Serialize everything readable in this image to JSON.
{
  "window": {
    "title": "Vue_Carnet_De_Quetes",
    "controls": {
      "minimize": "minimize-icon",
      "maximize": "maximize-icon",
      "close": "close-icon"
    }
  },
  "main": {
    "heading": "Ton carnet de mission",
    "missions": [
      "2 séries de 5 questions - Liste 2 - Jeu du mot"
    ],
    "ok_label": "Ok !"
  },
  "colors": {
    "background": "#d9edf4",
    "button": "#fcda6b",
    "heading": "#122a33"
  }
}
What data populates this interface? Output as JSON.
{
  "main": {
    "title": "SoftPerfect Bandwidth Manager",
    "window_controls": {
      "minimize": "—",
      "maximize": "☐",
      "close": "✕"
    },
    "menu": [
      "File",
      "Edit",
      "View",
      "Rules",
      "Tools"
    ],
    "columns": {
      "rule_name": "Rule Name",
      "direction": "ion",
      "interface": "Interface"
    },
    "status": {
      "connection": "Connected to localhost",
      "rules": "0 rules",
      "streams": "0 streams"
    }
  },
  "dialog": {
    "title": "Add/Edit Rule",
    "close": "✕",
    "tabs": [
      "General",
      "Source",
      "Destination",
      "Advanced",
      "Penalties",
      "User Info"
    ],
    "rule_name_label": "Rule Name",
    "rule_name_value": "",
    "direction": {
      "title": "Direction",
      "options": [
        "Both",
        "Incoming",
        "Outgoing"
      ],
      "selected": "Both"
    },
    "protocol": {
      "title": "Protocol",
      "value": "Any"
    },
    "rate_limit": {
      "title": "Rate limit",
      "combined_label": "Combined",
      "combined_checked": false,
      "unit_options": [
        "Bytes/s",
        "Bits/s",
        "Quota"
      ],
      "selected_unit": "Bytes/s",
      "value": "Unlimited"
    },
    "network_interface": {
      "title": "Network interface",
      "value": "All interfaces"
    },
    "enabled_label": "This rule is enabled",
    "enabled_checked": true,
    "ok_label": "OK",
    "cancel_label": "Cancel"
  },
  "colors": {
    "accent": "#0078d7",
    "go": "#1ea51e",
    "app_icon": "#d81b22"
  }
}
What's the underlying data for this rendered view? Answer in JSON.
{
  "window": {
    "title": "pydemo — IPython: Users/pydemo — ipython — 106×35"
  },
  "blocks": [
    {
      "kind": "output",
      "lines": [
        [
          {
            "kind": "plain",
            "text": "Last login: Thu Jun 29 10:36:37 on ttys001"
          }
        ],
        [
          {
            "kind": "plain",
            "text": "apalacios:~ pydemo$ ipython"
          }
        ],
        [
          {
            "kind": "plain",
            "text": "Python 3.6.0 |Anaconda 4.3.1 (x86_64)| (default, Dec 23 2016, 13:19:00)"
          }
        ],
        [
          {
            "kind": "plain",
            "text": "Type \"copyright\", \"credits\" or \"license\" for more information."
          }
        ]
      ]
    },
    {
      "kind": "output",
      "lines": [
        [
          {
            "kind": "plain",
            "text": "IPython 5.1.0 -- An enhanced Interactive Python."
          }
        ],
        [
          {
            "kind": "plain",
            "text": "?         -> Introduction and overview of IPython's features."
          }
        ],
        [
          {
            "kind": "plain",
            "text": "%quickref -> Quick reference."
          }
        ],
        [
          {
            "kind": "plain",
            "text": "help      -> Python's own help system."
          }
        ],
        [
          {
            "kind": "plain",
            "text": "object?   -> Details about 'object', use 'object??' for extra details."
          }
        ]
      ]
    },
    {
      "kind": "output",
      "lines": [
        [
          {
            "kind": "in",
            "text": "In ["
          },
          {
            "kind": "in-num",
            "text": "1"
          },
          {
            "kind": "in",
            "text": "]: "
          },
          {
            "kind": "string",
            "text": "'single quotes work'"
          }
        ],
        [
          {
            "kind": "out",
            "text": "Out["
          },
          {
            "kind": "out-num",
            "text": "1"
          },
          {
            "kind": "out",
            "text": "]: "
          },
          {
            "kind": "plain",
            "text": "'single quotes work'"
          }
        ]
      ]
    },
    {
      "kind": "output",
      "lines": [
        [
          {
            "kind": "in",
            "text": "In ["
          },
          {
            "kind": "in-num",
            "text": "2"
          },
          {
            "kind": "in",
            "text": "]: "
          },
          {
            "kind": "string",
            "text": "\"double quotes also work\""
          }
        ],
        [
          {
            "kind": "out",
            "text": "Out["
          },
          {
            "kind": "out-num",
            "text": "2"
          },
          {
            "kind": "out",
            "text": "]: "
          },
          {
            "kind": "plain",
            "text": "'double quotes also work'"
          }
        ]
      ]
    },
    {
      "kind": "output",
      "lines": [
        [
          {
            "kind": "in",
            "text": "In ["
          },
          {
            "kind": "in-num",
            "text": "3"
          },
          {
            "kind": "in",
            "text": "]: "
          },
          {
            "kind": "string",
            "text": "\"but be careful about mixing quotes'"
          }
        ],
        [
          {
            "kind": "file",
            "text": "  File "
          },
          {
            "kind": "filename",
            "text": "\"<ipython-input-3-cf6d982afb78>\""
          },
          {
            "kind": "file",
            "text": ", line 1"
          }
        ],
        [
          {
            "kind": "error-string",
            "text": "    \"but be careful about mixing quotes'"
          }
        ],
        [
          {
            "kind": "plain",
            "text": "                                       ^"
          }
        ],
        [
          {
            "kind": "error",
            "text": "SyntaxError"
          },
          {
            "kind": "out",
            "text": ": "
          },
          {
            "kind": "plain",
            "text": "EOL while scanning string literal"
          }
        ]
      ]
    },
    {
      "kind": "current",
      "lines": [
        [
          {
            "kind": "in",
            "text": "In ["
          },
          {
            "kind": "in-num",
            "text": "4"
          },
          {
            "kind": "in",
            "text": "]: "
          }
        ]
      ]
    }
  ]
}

=====

## Required work
Reproduce the data in its entirety, matching each character.

## The reply
Serialize everything readable in this image to JSON.
{
  "window": {
    "title": "Vue_Carnet_De_Quetes",
    "controls": {
      "minimize": "minimize-icon",
      "maximize": "maximize-icon",
      "close": "close-icon"
    }
  },
  "main": {
    "heading": "Ton carnet de mission",
    "missions": [
      "2 séries de 5 questions - Liste 2 - Jeu du mot"
    ],
    "ok_label": "Ok !"
  },
  "colors": {
    "background": "#d9edf4",
    "button": "#fcda6b",
    "heading": "#122a33"
  }
}
What data populates this interface? Output as JSON.
{
  "main": {
    "title": "SoftPerfect Bandwidth Manager",
    "window_controls": {
      "minimize": "—",
      "maximize": "☐",
      "close": "✕"
    },
    "menu": [
      "File",
      "Edit",
      "View",
      "Rules",
      "Tools"
    ],
    "columns": {
      "rule_name": "Rule Name",
      "direction": "ion",
      "interface": "Interface"
    },
    "status": {
      "connection": "Connected to localhost",
      "rules": "0 rules",
      "streams": "0 streams"
    }
  },
  "dialog": {
    "title": "Add/Edit Rule",
    "close": "✕",
    "tabs": [
      "General",
      "Source",
      "Destination",
      "Advanced",
      "Penalties",
      "User Info"
    ],
    "rule_name_label": "Rule Name",
    "rule_name_value": "",
    "direction": {
      "title": "Direction",
      "options": [
        "Both",
        "Incoming",
        "Outgoing"
      ],
      "selected": "Both"
    },
    "protocol": {
      "title": "Protocol",
      "value": "Any"
    },
    "rate_limit": {
      "title": "Rate limit",
      "combined_label": "Combined",
      "combined_checked": false,
      "unit_options": [
        "Bytes/s",
        "Bits/s",
        "Quota"
      ],
      "selected_unit": "Bytes/s",
      "value": "Unlimited"
    },
    "network_interface": {
      "title": "Network interface",
      "value": "All interfaces"
    },
    "enabled_label": "This rule is enabled",
    "enabled_checked": true,
    "ok_label": "OK",
    "cancel_label": "Cancel"
  },
  "colors": {
    "accent": "#0078d7",
    "go": "#1ea51e",
    "app_icon": "#d81b22"
  }
}
What's the underlying data for this rendered view? Answer in JSON.
{
  "window": {
    "title": "pydemo — IPython: Users/pydemo — ipython — 106×35"
  },
  "blocks": [
    {
      "kind": "output",
      "lines": [
        [
          {
            "kind": "plain",
            "text": "Last login: Thu Jun 29 10:36:37 on ttys001"
          }
        ],
        [
          {
            "kind": "plain",
            "text": "apalacios:~ pydemo$ ipython"
          }
        ],
        [
          {
            "kind": "plain",
            "text": "Python 3.6.0 |Anaconda 4.3.1 (x86_64)| (default, Dec 23 2016, 13:19:00)"
          }
        ],
        [
          {
            "kind": "plain",
            "text": "Type \"copyright\", \"credits\" or \"license\" for more information."
          }
        ]
      ]
    },
    {
      "kind": "output",
      "lines": [
        [
          {
            "kind": "plain",
            "text": "IPython 5.1.0 -- An enhanced Interactive Python."
          }
        ],
        [
          {
            "kind": "plain",
            "text": "?         -> Introduction and overview of IPython's features."
          }
        ],
        [
          {
            "kind": "plain",
            "text": "%quickref -> Quick reference."
          }
        ],
        [
          {
            "kind": "plain",
            "text": "help      -> Python's own help system."
          }
        ],
        [
          {
            "kind": "plain",
            "text": "object?   -> Details about 'object', use 'object??' for extra details."
          }
        ]
      ]
    },
    {
      "kind": "output",
      "lines": [
        [
          {
            "kind": "in",
            "text": "In ["
          },
          {
            "kind": "in-num",
            "text": "1"
          },
          {
            "kind": "in",
            "text": "]: "
          },
          {
            "kind": "string",
            "text": "'single quotes work'"
          }
        ],
        [
          {
            "kind": "out",
            "text": "Out["
          },
          {
            "kind": "out-num",
            "text": "1"
          },
          {
            "kind": "out",
            "text": "]: "
          },
          {
            "kind": "plain",
            "text": "'single quotes work'"
          }
        ]
      ]
    },
    {
      "kind": "output",
      "lines": [
        [
          {
            "kind": "in",
            "text": "In ["
          },
          {
            "kind": "in-num",
            "text": "2"
          },
          {
            "kind": "in",
            "text": "]: "
          },
          {
            "kind": "string",
            "text": "\"double quotes also work\""
          }
        ],
        [
          {
            "kind": "out",
            "text": "Out["
          },
          {
            "kind": "out-num",
            "text": "2"
          },
          {
            "kind": "out",
            "text": "]: "
          },
          {
            "kind": "plain",
            "text": "'double quotes also work'"
          }
        ]
      ]
    },
    {
      "kind": "output",
      "lines": [
        [
          {
            "kind": "in",
            "text": "In ["
          },
          {
            "kind": "in-num",
            "text": "3"
          },
          {
            "kind": "in",
            "text": "]: "
          },
          {
            "kind": "string",
            "text": "\"but be careful about mixing quotes'"
          }
        ],
        [
          {
            "kind": "file",
            "text": "  File "
          },
          {
            "kind": "filename",
            "text": "\"<ipython-input-3-cf6d982afb78>\""
          },
          {
            "kind": "file",
            "text": ", line 1"
          }
        ],
        [
          {
            "kind": "error-string",
            "text": "    \"but be careful about mixing quotes'"
          }
        ],
        [
          {
            "kind": "plain",
            "text": "                                       ^"
          }
        ],
        [
          {
            "kind": "error",
            "text": "SyntaxError"
          },
          {
            "kind": "out",
            "text": ": "
          },
          {
            "kind": "plain",
            "text": "EOL while scanning string literal"
          }
        ]
      ]
    },
    {
      "kind": "current",
      "lines": [
        [
          {
            "kind": "in",
            "text": "In ["
          },
          {
            "kind": "in-num",
            "text": "4"
          },
          {
            "kind": "in",
            "text": "]: "
          }
        ]
      ]
    }
  ]
}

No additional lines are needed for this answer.